*What the task asks:* Copy out the records in full, word for word, without pictures.
** begin Input for this task **
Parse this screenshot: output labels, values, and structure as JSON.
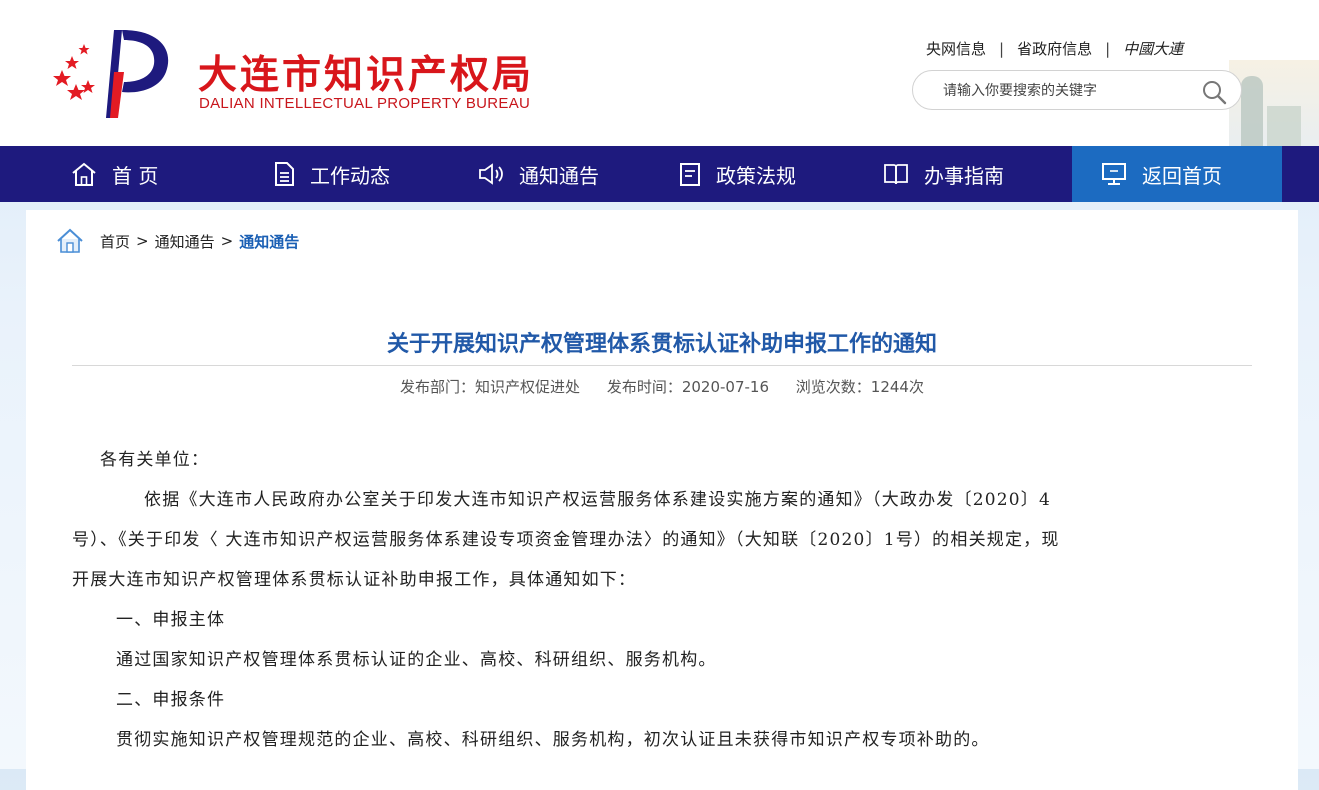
{
  "site": {
    "name_cn": "大连市知识产权局",
    "name_en": "DALIAN  INTELLECTUAL PROPERTY BUREAU"
  },
  "top_links": {
    "cctv": "央网信息",
    "province": "省政府信息",
    "china_dalian": "中國大連"
  },
  "search": {
    "placeholder": "请输入你要搜索的关键字"
  },
  "nav": {
    "items": [
      {
        "label": "首 页",
        "icon": "home-icon"
      },
      {
        "label": "工作动态",
        "icon": "document-icon"
      },
      {
        "label": "通知通告",
        "icon": "speaker-icon"
      },
      {
        "label": "政策法规",
        "icon": "clipboard-icon"
      },
      {
        "label": "办事指南",
        "icon": "book-icon"
      },
      {
        "label": "返回首页",
        "icon": "monitor-icon",
        "active": true
      }
    ]
  },
  "breadcrumb": {
    "home": "首页",
    "level1": "通知通告",
    "current": "通知通告",
    "separator": ">"
  },
  "article": {
    "title": "关于开展知识产权管理体系贯标认证补助申报工作的通知",
    "meta": {
      "department": "发布部门：知识产权促进处",
      "date": "发布时间：2020-07-16",
      "views": "浏览次数：1244次"
    },
    "lines": [
      "各有关单位：",
      "依据《大连市人民政府办公室关于印发大连市知识产权运营服务体系建设实施方案的通知》（大政办发〔2020〕4",
      "号）、《关于印发〈 大连市知识产权运营服务体系建设专项资金管理办法〉的通知》（大知联〔2020〕1号）的相关规定，现",
      "开展大连市知识产权管理体系贯标认证补助申报工作，具体通知如下：",
      "一、申报主体",
      "通过国家知识产权管理体系贯标认证的企业、高校、科研组织、服务机构。",
      "二、申报条件",
      "贯彻实施知识产权管理规范的企业、高校、科研组织、服务机构，初次认证且未获得市知识产权专项补助的。"
    ]
  },
  "colors": {
    "brand_red": "#d8161b",
    "nav_bg": "#1e1a7e",
    "nav_active": "#1c6bc1",
    "title_blue": "#2159a8"
  }
}
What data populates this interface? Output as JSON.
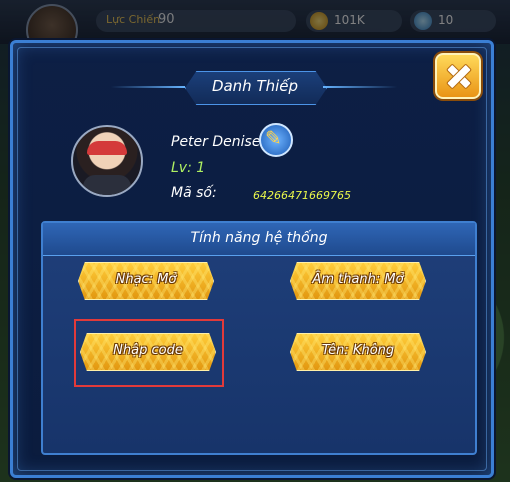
{
  "hud": {
    "power_label": "Lực Chiến",
    "power_value": "90",
    "gold": "101K",
    "gems": "10"
  },
  "dialog": {
    "title": "Danh Thiếp",
    "player": {
      "name": "Peter Denise",
      "level": "Lv: 1",
      "id_label": "Mã số:",
      "id_value": "64266471669765"
    },
    "system_panel": {
      "title": "Tính năng hệ thống",
      "buttons": {
        "music": "Nhạc: Mở",
        "sound": "Âm thanh: Mở",
        "enter_code": "Nhập code",
        "name": "Tên: Không"
      }
    }
  },
  "colors": {
    "dialog_border": "#3b7fd4",
    "button_gold": "#ffcd3a",
    "highlight": "#e23a3a",
    "level_text": "#aef062",
    "id_text": "#e8f74a"
  }
}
** end Input for this task **
*Response:*
Parse this screenshot: output labels, values, and structure as JSON.
{
  "site": {
    "name_cn": "大连市知识产权局",
    "name_en": "DALIAN  INTELLECTUAL PROPERTY BUREAU"
  },
  "top_links": {
    "cctv": "央网信息",
    "province": "省政府信息",
    "china_dalian": "中國大連"
  },
  "search": {
    "placeholder": "请输入你要搜索的关键字"
  },
  "nav": {
    "items": [
      {
        "label": "首 页",
        "icon": "home-icon"
      },
      {
        "label": "工作动态",
        "icon": "document-icon"
      },
      {
        "label": "通知通告",
        "icon": "speaker-icon"
      },
      {
        "label": "政策法规",
        "icon": "clipboard-icon"
      },
      {
        "label": "办事指南",
        "icon": "book-icon"
      },
      {
        "label": "返回首页",
        "icon": "monitor-icon",
        "active": true
      }
    ]
  },
  "breadcrumb": {
    "home": "首页",
    "level1": "通知通告",
    "current": "通知通告",
    "separator": ">"
  },
  "article": {
    "title": "关于开展知识产权管理体系贯标认证补助申报工作的通知",
    "meta": {
      "department": "发布部门：知识产权促进处",
      "date": "发布时间：2020-07-16",
      "views": "浏览次数：1244次"
    },
    "lines": [
      "各有关单位：",
      "依据《大连市人民政府办公室关于印发大连市知识产权运营服务体系建设实施方案的通知》（大政办发〔2020〕4",
      "号）、《关于印发〈 大连市知识产权运营服务体系建设专项资金管理办法〉的通知》（大知联〔2020〕1号）的相关规定，现",
      "开展大连市知识产权管理体系贯标认证补助申报工作，具体通知如下：",
      "一、申报主体",
      "通过国家知识产权管理体系贯标认证的企业、高校、科研组织、服务机构。",
      "二、申报条件",
      "贯彻实施知识产权管理规范的企业、高校、科研组织、服务机构，初次认证且未获得市知识产权专项补助的。"
    ]
  },
  "colors": {
    "brand_red": "#d8161b",
    "nav_bg": "#1e1a7e",
    "nav_active": "#1c6bc1",
    "title_blue": "#2159a8"
  }
}
What data populates this interface? Output as JSON.
{
  "hud": {
    "power_label": "Lực Chiến",
    "power_value": "90",
    "gold": "101K",
    "gems": "10"
  },
  "dialog": {
    "title": "Danh Thiếp",
    "player": {
      "name": "Peter Denise",
      "level": "Lv: 1",
      "id_label": "Mã số:",
      "id_value": "64266471669765"
    },
    "system_panel": {
      "title": "Tính năng hệ thống",
      "buttons": {
        "music": "Nhạc: Mở",
        "sound": "Âm thanh: Mở",
        "enter_code": "Nhập code",
        "name": "Tên: Không"
      }
    }
  },
  "colors": {
    "dialog_border": "#3b7fd4",
    "button_gold": "#ffcd3a",
    "highlight": "#e23a3a",
    "level_text": "#aef062",
    "id_text": "#e8f74a"
  }
}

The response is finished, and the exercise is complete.